**** TASK INPUTS ****

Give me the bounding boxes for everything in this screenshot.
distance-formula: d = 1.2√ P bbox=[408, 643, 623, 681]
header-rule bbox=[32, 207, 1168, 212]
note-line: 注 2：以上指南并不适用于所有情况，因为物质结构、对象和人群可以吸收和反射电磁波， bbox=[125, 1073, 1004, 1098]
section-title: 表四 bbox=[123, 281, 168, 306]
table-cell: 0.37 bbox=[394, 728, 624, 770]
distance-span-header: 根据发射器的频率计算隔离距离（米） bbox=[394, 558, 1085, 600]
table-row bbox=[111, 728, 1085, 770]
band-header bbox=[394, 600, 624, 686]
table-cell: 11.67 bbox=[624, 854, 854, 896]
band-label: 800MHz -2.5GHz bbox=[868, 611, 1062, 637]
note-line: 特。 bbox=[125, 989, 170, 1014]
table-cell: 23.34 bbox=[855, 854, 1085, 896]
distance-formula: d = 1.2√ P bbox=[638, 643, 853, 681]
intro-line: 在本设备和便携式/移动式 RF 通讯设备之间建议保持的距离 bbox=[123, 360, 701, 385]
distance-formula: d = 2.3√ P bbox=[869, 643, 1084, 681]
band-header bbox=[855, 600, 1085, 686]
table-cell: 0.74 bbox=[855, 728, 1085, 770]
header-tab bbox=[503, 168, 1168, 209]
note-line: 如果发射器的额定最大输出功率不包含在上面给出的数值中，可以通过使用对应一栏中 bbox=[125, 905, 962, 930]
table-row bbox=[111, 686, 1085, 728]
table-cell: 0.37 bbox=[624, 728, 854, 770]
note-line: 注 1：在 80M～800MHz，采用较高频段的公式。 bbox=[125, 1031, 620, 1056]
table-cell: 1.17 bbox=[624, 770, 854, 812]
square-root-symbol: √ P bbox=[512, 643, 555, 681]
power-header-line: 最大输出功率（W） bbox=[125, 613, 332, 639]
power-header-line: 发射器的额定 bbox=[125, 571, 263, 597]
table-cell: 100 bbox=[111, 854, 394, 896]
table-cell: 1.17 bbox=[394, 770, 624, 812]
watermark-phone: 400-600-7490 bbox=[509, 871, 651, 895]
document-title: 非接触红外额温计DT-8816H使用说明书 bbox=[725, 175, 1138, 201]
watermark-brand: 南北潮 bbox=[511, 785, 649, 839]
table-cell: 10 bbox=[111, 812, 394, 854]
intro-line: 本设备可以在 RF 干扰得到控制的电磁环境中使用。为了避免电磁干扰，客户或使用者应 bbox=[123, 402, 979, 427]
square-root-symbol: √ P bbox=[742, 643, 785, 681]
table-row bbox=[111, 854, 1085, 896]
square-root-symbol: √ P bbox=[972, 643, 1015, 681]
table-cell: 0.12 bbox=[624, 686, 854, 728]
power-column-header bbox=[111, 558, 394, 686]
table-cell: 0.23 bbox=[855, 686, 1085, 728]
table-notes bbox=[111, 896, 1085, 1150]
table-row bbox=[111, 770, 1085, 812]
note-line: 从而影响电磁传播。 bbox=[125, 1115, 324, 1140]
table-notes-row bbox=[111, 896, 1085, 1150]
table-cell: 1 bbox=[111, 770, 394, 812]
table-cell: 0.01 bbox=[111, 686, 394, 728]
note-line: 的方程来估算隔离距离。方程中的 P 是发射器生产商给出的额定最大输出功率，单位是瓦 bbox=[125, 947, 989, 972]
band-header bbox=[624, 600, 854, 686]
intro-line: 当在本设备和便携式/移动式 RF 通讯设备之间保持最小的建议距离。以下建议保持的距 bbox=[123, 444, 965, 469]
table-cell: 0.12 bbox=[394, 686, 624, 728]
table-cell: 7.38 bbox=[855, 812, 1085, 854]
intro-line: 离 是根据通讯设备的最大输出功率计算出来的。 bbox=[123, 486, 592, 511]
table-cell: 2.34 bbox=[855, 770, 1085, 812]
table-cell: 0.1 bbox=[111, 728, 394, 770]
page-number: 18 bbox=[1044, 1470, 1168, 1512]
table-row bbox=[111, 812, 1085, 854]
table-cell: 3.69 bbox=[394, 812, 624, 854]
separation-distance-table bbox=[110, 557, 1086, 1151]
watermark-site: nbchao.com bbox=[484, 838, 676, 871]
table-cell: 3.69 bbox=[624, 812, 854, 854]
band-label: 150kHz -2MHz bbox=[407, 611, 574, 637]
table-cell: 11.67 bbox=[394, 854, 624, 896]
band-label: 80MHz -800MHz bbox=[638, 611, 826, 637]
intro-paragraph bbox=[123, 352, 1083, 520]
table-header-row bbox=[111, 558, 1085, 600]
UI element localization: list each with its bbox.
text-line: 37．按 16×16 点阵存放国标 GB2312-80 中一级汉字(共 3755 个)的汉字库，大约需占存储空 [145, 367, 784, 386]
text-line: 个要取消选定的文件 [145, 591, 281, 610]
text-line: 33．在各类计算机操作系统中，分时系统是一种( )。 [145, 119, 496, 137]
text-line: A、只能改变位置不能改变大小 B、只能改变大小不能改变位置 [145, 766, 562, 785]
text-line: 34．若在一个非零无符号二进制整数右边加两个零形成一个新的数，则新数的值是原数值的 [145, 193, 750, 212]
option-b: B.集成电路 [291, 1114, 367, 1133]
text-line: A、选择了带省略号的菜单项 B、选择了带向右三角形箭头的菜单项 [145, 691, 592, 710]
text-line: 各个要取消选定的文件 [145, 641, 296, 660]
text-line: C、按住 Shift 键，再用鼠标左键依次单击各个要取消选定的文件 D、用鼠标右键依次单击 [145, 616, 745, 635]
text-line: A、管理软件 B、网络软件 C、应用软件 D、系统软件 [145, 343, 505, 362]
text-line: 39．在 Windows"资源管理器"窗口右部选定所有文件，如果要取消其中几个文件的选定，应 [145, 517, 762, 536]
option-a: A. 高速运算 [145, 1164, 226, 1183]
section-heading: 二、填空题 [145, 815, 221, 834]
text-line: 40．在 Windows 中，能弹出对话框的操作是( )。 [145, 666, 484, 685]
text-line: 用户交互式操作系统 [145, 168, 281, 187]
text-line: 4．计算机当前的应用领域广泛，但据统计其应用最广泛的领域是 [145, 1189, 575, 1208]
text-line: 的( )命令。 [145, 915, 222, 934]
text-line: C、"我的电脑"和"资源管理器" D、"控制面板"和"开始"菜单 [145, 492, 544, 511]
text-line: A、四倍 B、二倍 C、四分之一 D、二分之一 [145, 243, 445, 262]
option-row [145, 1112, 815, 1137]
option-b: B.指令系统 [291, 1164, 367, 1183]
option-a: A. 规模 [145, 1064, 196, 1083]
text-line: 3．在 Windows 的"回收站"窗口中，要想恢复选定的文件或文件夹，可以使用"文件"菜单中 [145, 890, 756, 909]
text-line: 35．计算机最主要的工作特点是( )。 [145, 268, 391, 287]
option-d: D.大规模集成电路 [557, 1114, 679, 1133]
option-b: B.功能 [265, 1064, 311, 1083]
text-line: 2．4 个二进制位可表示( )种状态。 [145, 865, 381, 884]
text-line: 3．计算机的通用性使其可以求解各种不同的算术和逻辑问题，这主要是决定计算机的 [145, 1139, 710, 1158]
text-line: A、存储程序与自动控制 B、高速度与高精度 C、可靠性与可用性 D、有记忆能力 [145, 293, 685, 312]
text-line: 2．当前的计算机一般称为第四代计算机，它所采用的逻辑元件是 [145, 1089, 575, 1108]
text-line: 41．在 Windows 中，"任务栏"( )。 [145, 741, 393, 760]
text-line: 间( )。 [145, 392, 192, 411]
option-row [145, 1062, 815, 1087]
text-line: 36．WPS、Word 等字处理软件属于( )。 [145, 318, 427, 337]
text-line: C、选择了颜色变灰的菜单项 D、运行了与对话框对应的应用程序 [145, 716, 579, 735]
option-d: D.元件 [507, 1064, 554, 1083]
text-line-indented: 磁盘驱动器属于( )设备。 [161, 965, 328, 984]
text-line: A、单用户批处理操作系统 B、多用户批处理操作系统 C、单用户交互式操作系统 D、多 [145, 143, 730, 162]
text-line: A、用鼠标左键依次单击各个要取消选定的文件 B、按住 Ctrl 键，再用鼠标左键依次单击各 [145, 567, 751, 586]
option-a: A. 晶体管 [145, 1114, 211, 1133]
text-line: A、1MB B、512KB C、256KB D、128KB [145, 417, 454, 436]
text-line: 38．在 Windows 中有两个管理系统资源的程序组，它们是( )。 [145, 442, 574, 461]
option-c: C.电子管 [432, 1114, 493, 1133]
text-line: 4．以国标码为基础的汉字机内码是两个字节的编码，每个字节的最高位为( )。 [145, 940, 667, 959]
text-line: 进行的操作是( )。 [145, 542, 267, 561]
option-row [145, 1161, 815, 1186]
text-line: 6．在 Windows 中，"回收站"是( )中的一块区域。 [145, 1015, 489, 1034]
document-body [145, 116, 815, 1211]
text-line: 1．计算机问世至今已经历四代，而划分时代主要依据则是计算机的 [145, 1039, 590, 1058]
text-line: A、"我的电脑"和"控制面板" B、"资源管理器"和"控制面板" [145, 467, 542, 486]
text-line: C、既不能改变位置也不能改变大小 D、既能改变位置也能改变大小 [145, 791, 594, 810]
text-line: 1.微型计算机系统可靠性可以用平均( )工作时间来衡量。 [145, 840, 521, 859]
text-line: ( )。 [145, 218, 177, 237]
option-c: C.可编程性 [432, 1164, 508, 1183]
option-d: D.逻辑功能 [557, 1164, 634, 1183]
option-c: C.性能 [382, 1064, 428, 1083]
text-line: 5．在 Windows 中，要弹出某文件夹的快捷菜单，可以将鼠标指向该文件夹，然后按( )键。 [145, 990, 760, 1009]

****

## GIVEN PROBLEM
List the lines from the start of the records through the line that contains "bbox=[394, 558, 1085, 600]", inclusive, as a numbered list, leaving out any blank lines.

## SOLUTION TO THIS EXERCISE
1. Give me the bounding boxes for everything in this screenshot.
2. distance-formula: d = 1.2√ P bbox=[408, 643, 623, 681]
3. header-rule bbox=[32, 207, 1168, 212]
4. note-line: 注 2：以上指南并不适用于所有情况，因为物质结构、对象和人群可以吸收和反射电磁波， bbox=[125, 1073, 1004, 1098]
5. section-title: 表四 bbox=[123, 281, 168, 306]
6. table-cell: 0.37 bbox=[394, 728, 624, 770]
7. distance-span-header: 根据发射器的频率计算隔离距离（米） bbox=[394, 558, 1085, 600]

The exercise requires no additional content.